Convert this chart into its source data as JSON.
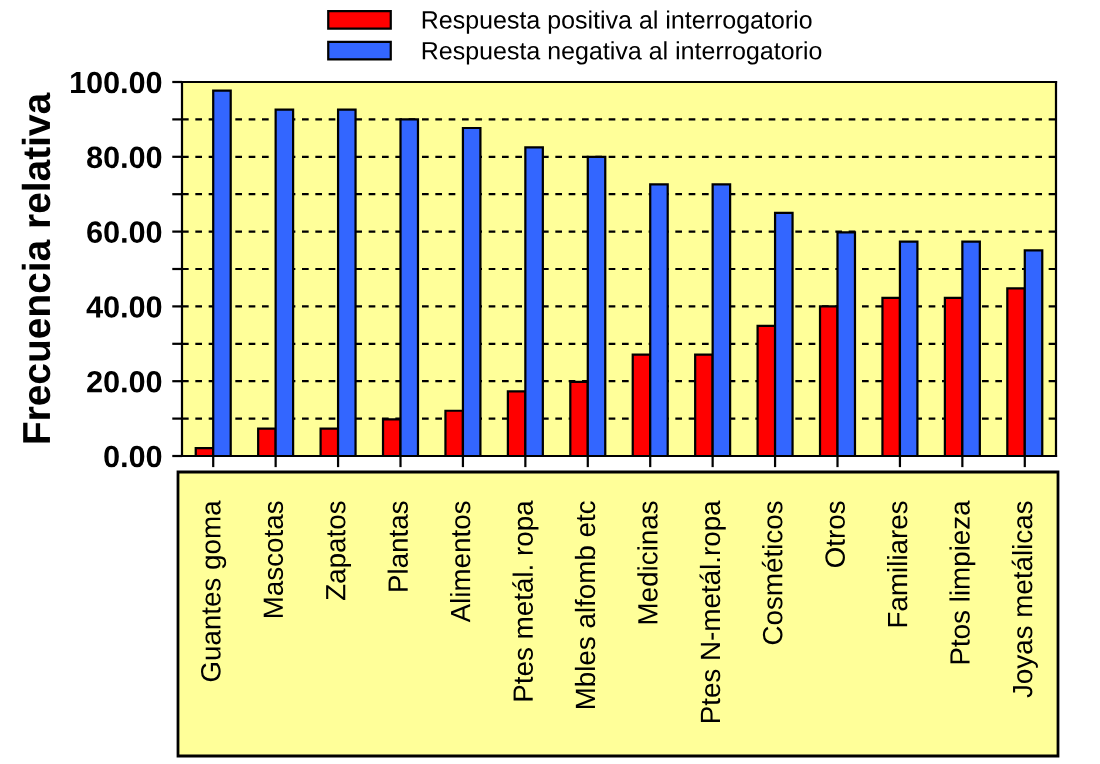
{
  "chart_data": {
    "type": "bar",
    "ylabel": "Frecuencia relativa",
    "categories": [
      "Guantes goma",
      "Mascotas",
      "Zapatos",
      "Plantas",
      "Alimentos",
      "Ptes metál. ropa",
      "Mbles alfomb etc",
      "Medicinas",
      "Ptes N-metál.ropa",
      "Cosméticos",
      "Otros",
      "Familiares",
      "Ptos limpieza",
      "Joyas metálicas"
    ],
    "series": [
      {
        "name": "Respuesta positiva al interrogatorio",
        "color": "#ff0000",
        "values": [
          2.1,
          7.3,
          7.3,
          9.8,
          12.1,
          17.3,
          19.8,
          27.1,
          27.1,
          34.8,
          40,
          42.3,
          42.3,
          44.8
        ]
      },
      {
        "name": "Respuesta negativa al interrogatorio",
        "color": "#3366ff",
        "values": [
          97.7,
          92.6,
          92.6,
          90,
          87.7,
          82.5,
          80,
          72.6,
          72.6,
          65,
          59.8,
          57.3,
          57.3,
          55
        ]
      }
    ],
    "ylim": [
      0,
      100
    ],
    "yticks": [
      {
        "value": 0,
        "label": "0.00"
      },
      {
        "value": 10,
        "label": null
      },
      {
        "value": 20,
        "label": "20.00"
      },
      {
        "value": 30,
        "label": null
      },
      {
        "value": 40,
        "label": "40.00"
      },
      {
        "value": 50,
        "label": null
      },
      {
        "value": 60,
        "label": "60.00"
      },
      {
        "value": 70,
        "label": null
      },
      {
        "value": 80,
        "label": "80.00"
      },
      {
        "value": 90,
        "label": null
      },
      {
        "value": 100,
        "label": "100.00"
      }
    ],
    "grid": "y",
    "legend": "top"
  }
}
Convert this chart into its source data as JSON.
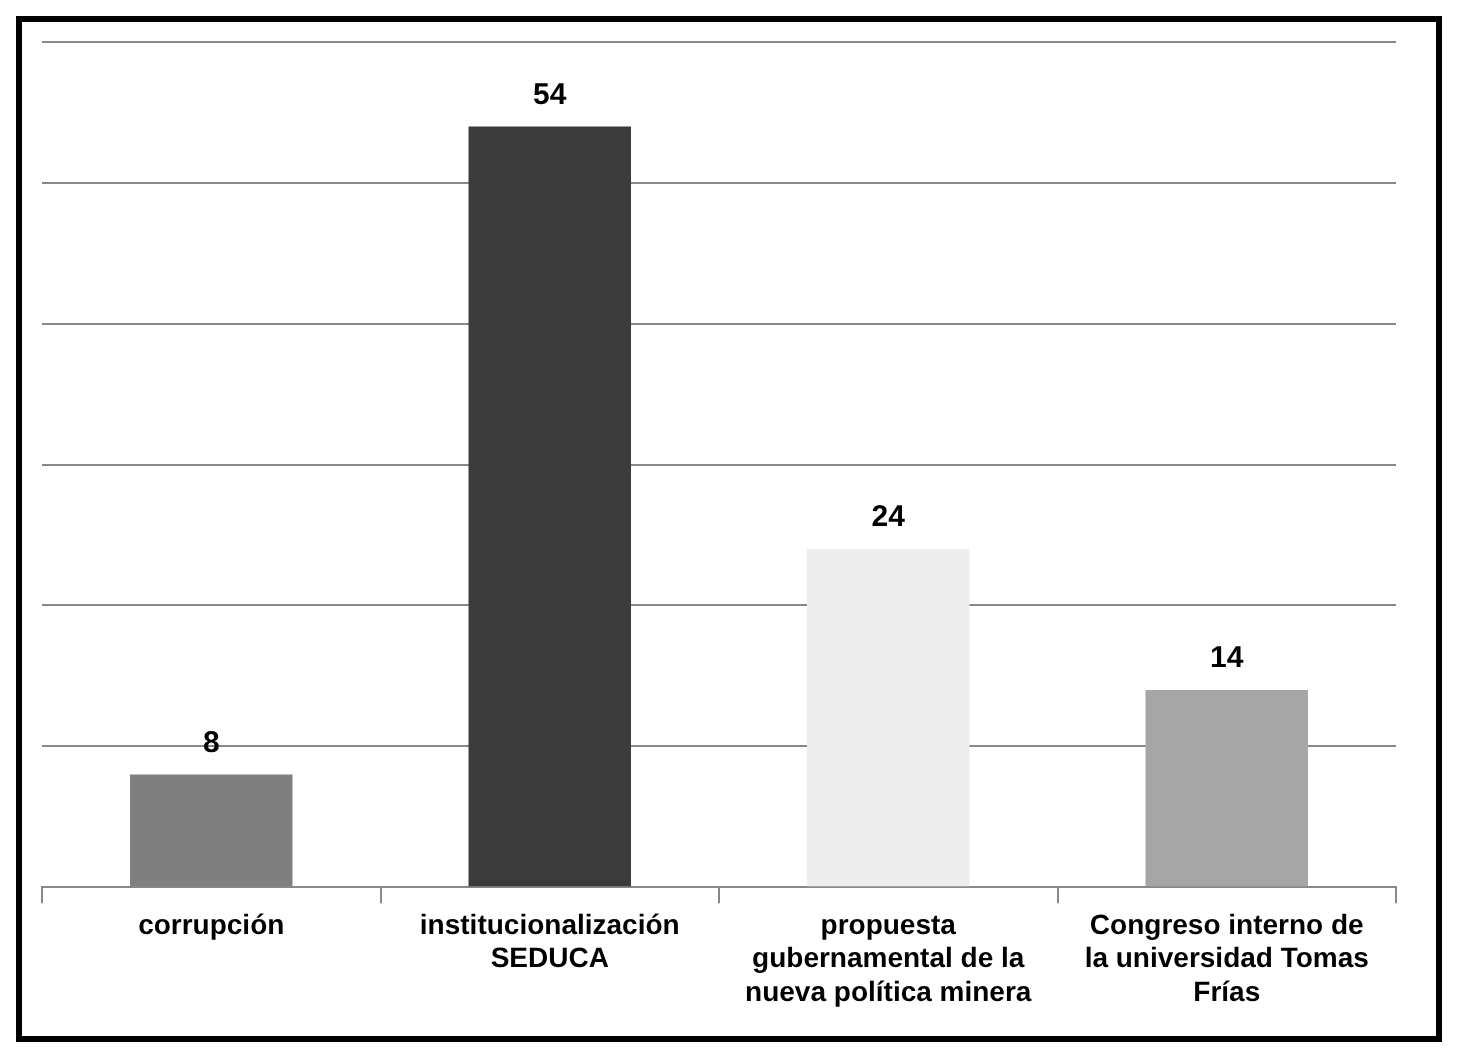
{
  "chart_data": {
    "type": "bar",
    "categories": [
      "corrupción",
      "institucionalización SEDUCA",
      "propuesta gubernamental de la nueva política minera",
      "Congreso interno de la universidad Tomas Frías"
    ],
    "values": [
      8,
      54,
      24,
      14
    ],
    "colors": [
      "#7f7f7f",
      "#3b3b3b",
      "#ededed",
      "#a6a6a6"
    ],
    "ylim": [
      0,
      60
    ],
    "yticks": [
      {
        "value": 0,
        "label": null
      },
      {
        "value": 10,
        "label": null
      },
      {
        "value": 20,
        "label": null
      },
      {
        "value": 30,
        "label": null
      },
      {
        "value": 40,
        "label": null
      },
      {
        "value": 50,
        "label": null
      },
      {
        "value": 60,
        "label": null
      }
    ],
    "grid": "y",
    "tick_labels": "x",
    "data_labels": true,
    "legend": false
  }
}
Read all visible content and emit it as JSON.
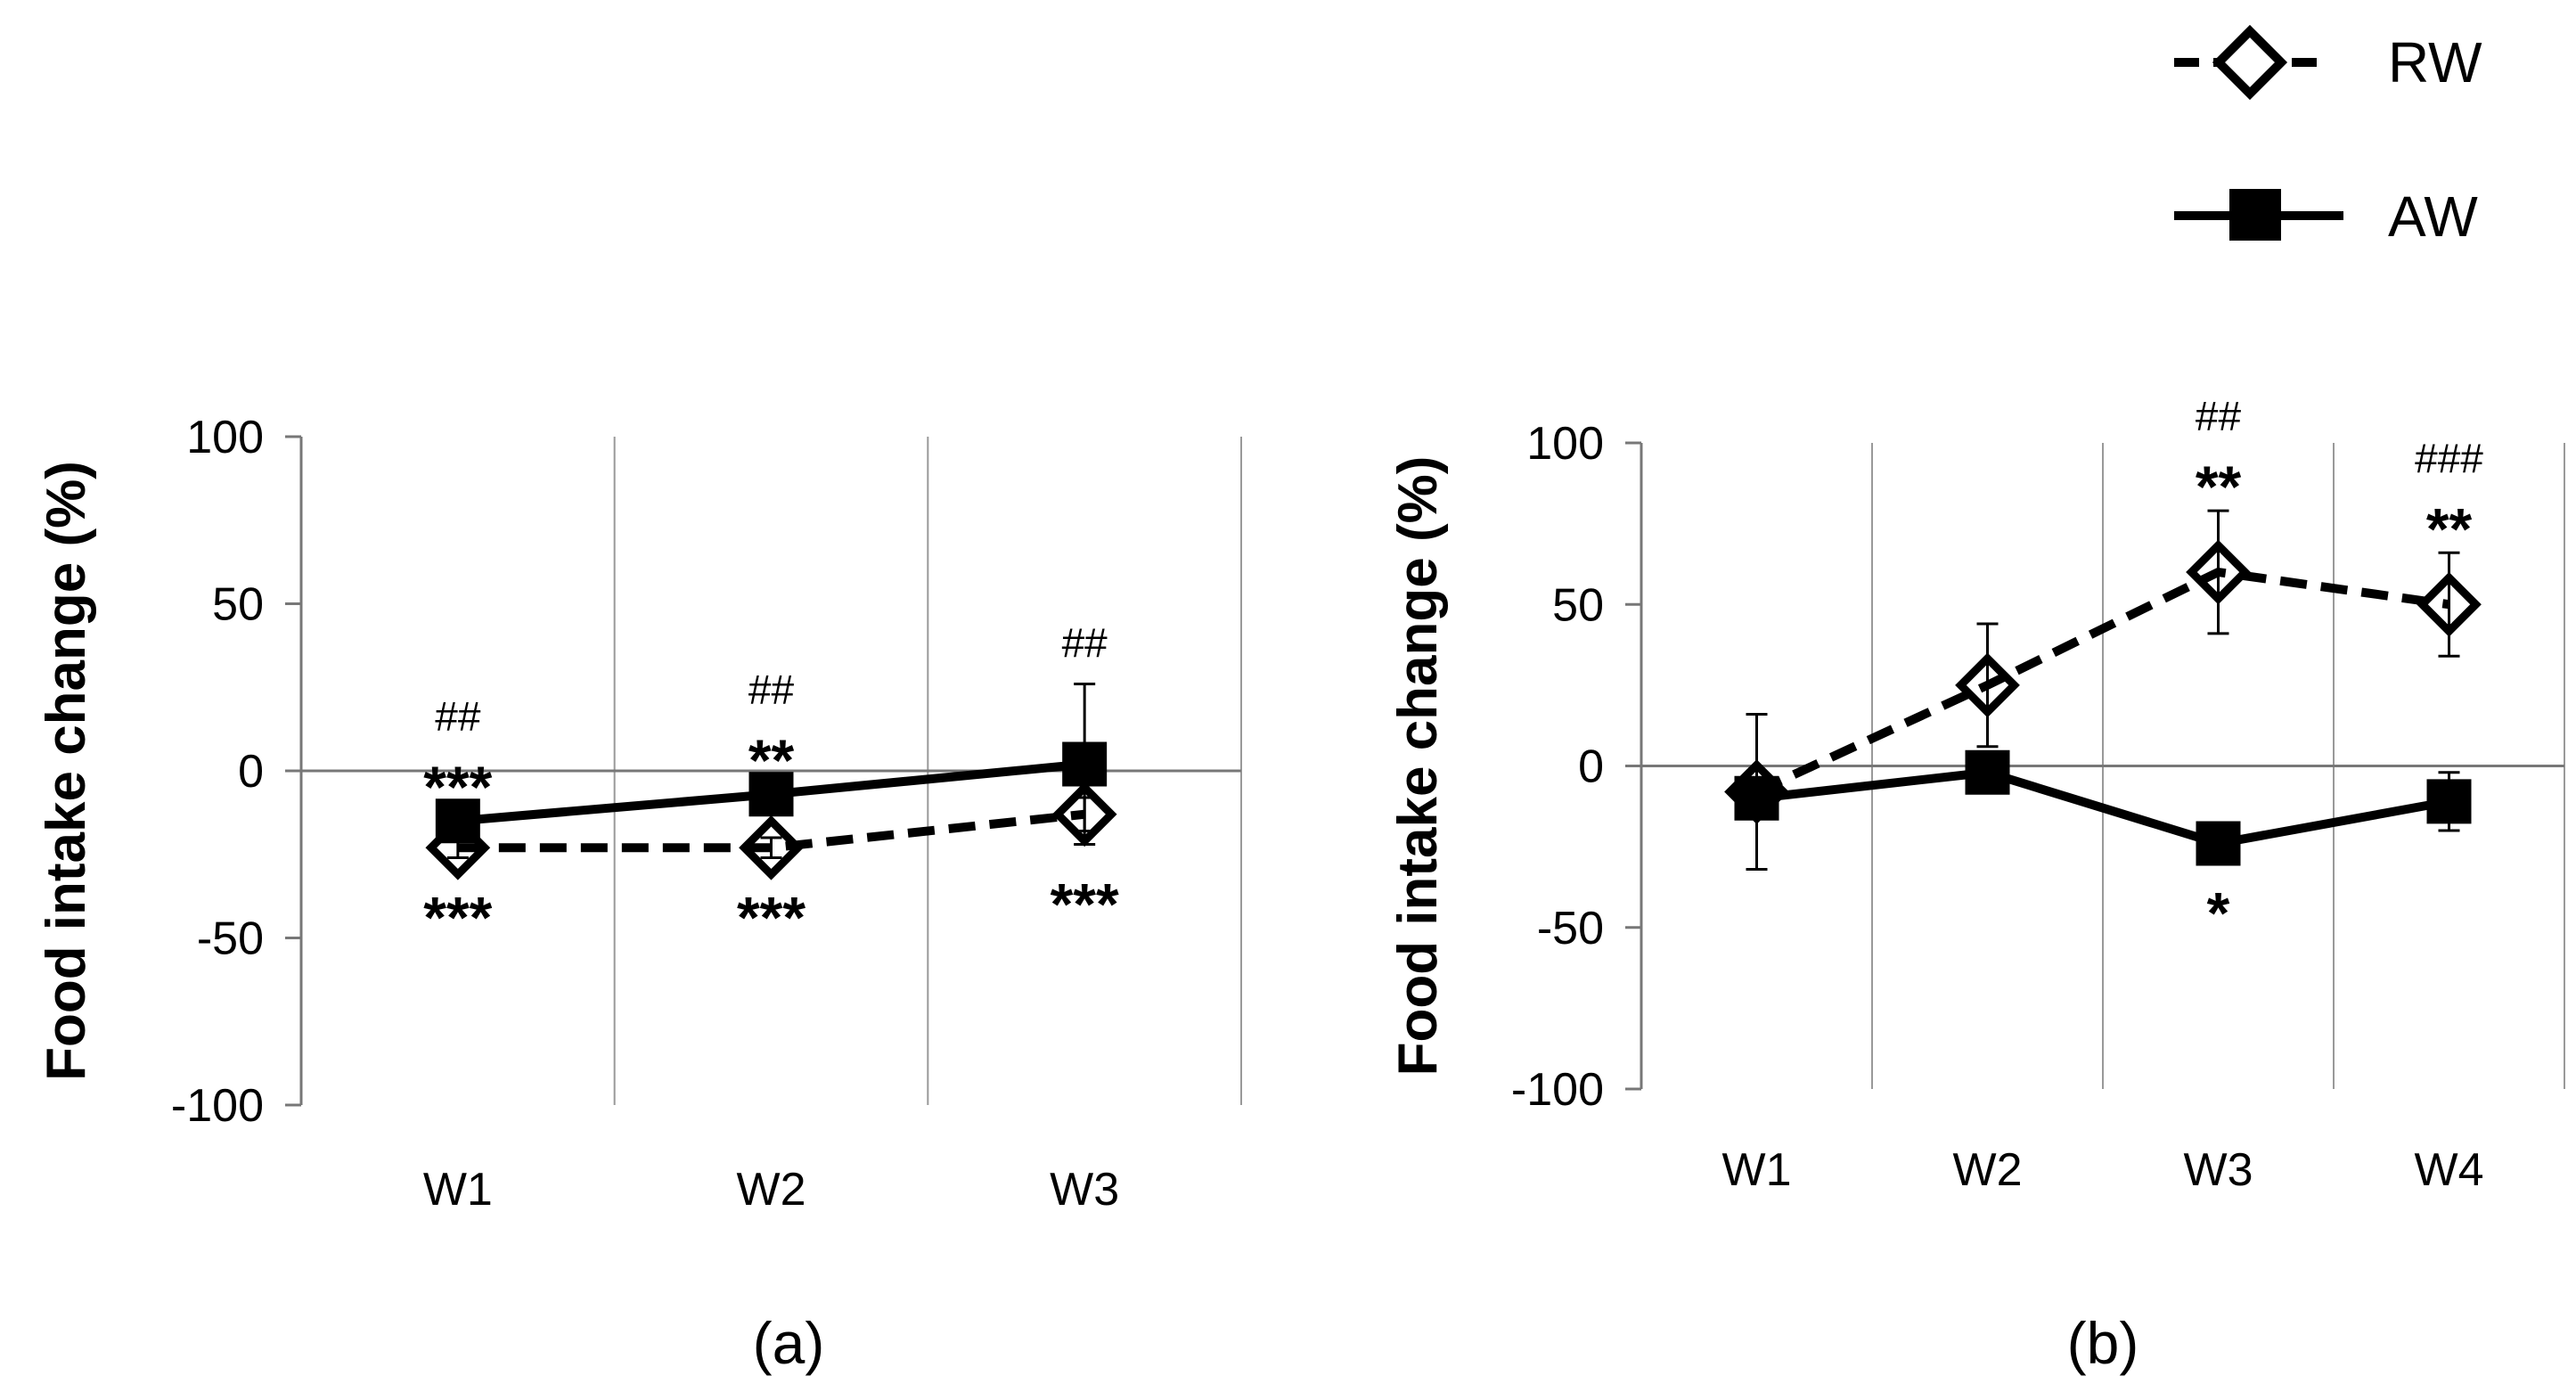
{
  "legend": [
    {
      "name": "RW",
      "marker": "diamond-open",
      "line": "dashed"
    },
    {
      "name": "AW",
      "marker": "square-filled",
      "line": "solid"
    }
  ],
  "chart_data": [
    {
      "type": "line",
      "panel_label": "(a)",
      "ylabel": "Food intake change (%)",
      "ylim": [
        -100,
        100
      ],
      "yticks": [
        "100",
        "50",
        "0",
        "-50",
        "-100"
      ],
      "categories": [
        "W1",
        "W2",
        "W3"
      ],
      "series": [
        {
          "name": "AW",
          "values": [
            -15,
            -7,
            2
          ],
          "error": [
            3,
            3,
            24
          ]
        },
        {
          "name": "RW",
          "values": [
            -23,
            -23,
            -13
          ],
          "error": [
            3,
            3,
            5
          ]
        }
      ],
      "annotations_above": [
        [
          "##",
          "***"
        ],
        [
          "##",
          "**"
        ],
        [
          "##"
        ]
      ],
      "annotations_below": [
        "***",
        "***",
        "***"
      ]
    },
    {
      "type": "line",
      "panel_label": "(b)",
      "ylabel": "Food intake change (%)",
      "ylim": [
        -100,
        100
      ],
      "yticks": [
        "100",
        "50",
        "0",
        "-50",
        "-100"
      ],
      "categories": [
        "W1",
        "W2",
        "W3",
        "W4"
      ],
      "series": [
        {
          "name": "AW",
          "values": [
            -10,
            -2,
            -24,
            -11
          ],
          "error": [
            3,
            3,
            3,
            9
          ]
        },
        {
          "name": "RW",
          "values": [
            -8,
            25,
            60,
            50
          ],
          "error": [
            24,
            19,
            19,
            16
          ]
        }
      ],
      "annotations_above": [
        [],
        [],
        [
          "##",
          "**"
        ],
        [
          "###",
          "**"
        ]
      ],
      "annotations_below": [
        "",
        "",
        "*",
        ""
      ]
    }
  ]
}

**Task objective**
Copy in full each line that holds the word "marker".

**Result for this exercise**
      "marker": "diamond-open",
      "marker": "square-filled",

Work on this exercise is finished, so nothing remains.